Requirements - Find the lines of data that contain the string "naturii", then list them.

Extracted material -
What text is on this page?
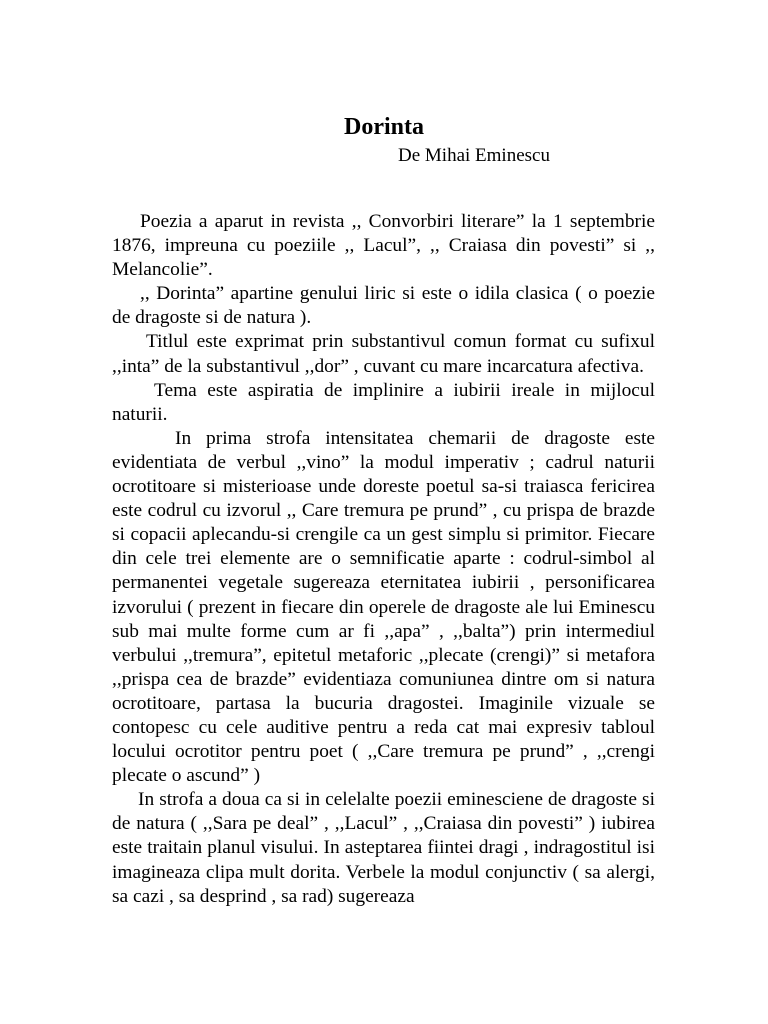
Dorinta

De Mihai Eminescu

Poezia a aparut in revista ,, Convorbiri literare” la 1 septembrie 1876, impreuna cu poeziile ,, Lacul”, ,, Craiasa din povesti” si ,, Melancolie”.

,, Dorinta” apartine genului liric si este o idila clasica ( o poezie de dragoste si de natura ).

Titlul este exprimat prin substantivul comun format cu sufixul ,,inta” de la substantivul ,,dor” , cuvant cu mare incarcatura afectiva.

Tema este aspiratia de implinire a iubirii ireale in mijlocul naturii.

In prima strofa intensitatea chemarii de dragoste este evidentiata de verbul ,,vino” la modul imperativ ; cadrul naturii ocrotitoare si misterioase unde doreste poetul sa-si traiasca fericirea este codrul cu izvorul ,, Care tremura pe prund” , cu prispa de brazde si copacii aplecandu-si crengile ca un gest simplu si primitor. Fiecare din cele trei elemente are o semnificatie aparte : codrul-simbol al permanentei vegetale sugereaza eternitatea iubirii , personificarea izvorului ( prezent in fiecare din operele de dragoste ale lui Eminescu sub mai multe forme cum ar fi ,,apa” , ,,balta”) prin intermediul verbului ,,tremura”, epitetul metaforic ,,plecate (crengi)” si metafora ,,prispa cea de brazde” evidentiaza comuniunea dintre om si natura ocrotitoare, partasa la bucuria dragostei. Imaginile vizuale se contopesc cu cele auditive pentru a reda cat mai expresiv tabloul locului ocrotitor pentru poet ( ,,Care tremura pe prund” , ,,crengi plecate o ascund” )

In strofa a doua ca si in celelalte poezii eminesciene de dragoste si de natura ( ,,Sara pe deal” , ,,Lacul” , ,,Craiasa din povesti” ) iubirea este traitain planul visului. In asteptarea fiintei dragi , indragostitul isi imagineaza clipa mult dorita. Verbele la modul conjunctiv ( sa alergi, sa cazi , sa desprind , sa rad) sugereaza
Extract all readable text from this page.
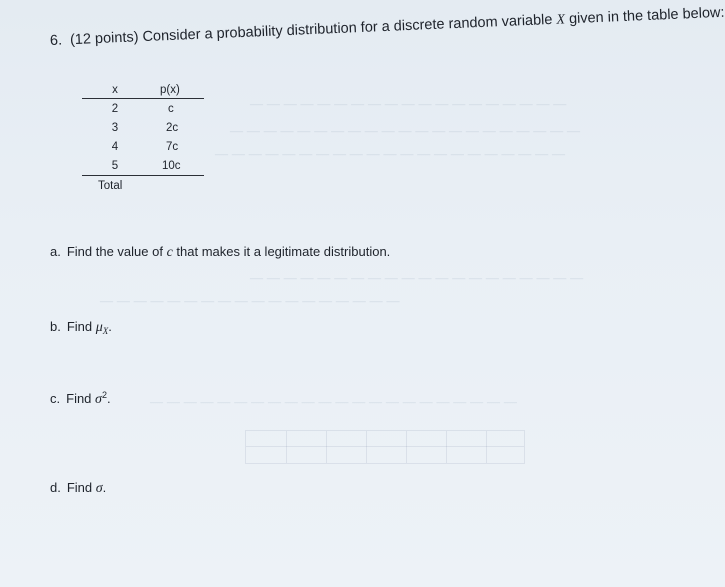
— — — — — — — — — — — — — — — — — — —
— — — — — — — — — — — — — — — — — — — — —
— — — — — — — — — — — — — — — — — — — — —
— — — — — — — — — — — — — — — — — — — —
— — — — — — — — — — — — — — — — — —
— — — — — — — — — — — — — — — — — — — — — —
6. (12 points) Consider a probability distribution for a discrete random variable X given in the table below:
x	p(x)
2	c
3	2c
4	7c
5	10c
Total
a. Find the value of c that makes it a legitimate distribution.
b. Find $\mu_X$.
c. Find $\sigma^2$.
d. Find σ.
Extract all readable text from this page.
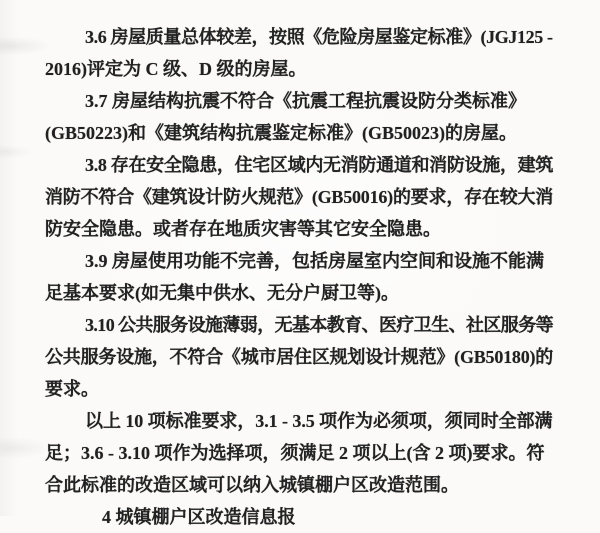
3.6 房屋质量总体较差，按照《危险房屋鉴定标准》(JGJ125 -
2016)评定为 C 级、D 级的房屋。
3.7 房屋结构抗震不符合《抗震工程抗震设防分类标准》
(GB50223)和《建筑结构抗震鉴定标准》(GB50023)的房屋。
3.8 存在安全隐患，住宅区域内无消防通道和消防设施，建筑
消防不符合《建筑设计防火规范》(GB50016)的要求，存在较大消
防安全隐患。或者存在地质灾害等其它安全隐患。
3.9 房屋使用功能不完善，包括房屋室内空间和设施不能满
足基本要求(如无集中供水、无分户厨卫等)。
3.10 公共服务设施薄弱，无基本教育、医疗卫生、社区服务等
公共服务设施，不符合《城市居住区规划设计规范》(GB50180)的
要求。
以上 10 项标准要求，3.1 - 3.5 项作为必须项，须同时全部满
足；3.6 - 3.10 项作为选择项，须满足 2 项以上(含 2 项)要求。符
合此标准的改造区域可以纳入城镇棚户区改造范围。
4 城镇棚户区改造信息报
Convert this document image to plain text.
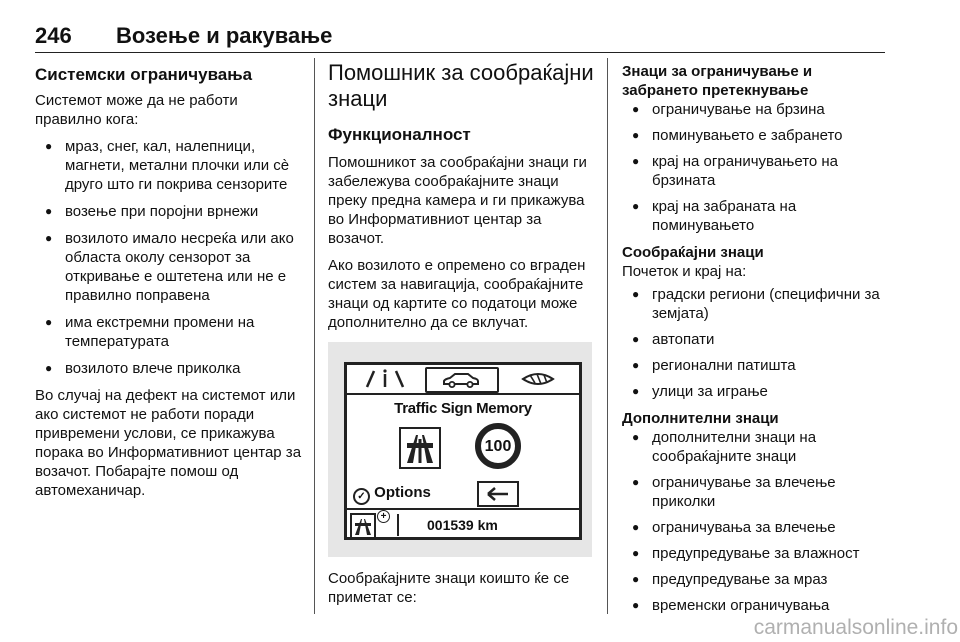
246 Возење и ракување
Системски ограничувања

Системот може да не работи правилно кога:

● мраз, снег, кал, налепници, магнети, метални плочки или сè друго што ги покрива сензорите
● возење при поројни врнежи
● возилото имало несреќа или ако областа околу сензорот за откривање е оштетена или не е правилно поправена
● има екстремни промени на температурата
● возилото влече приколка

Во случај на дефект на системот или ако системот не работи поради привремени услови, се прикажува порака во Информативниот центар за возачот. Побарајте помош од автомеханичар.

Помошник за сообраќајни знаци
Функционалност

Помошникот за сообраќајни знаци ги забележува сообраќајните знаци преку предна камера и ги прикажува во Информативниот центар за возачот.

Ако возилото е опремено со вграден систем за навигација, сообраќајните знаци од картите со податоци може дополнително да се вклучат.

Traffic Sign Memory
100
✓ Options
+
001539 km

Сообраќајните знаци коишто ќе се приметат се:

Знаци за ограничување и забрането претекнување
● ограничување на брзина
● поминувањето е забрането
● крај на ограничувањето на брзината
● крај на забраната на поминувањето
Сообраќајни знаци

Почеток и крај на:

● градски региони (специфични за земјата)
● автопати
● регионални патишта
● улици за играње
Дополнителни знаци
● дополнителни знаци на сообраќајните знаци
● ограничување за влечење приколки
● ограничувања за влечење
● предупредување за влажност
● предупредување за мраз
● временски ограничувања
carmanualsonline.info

Exercise result -
Tema este aspiratia de implinire a iubirii ireale in mijlocul naturii.
In prima strofa intensitatea chemarii de dragoste este evidentiata de verbul ,,vino” la modul imperativ ; cadrul naturii ocrotitoare si misterioase unde doreste poetul sa-si traiasca fericirea este codrul cu izvorul ,, Care tremura pe prund” , cu prispa de brazde si copacii aplecandu-si crengile ca un gest simplu si primitor. Fiecare din cele trei elemente are o semnificatie aparte : codrul-simbol al permanentei vegetale sugereaza eternitatea iubirii , personificarea izvorului ( prezent in fiecare din operele de dragoste ale lui Eminescu sub mai multe forme cum ar fi ,,apa” , ,,balta”) prin intermediul verbului ,,tremura”, epitetul metaforic ,,plecate (crengi)” si metafora ,,prispa cea de brazde” evidentiaza comuniunea dintre om si natura ocrotitoare, partasa la bucuria dragostei. Imaginile vizuale se contopesc cu cele auditive pentru a reda cat mai expresiv tabloul locului ocrotitor pentru poet ( ,,Care tremura pe prund” , ,,crengi plecate o ascund” )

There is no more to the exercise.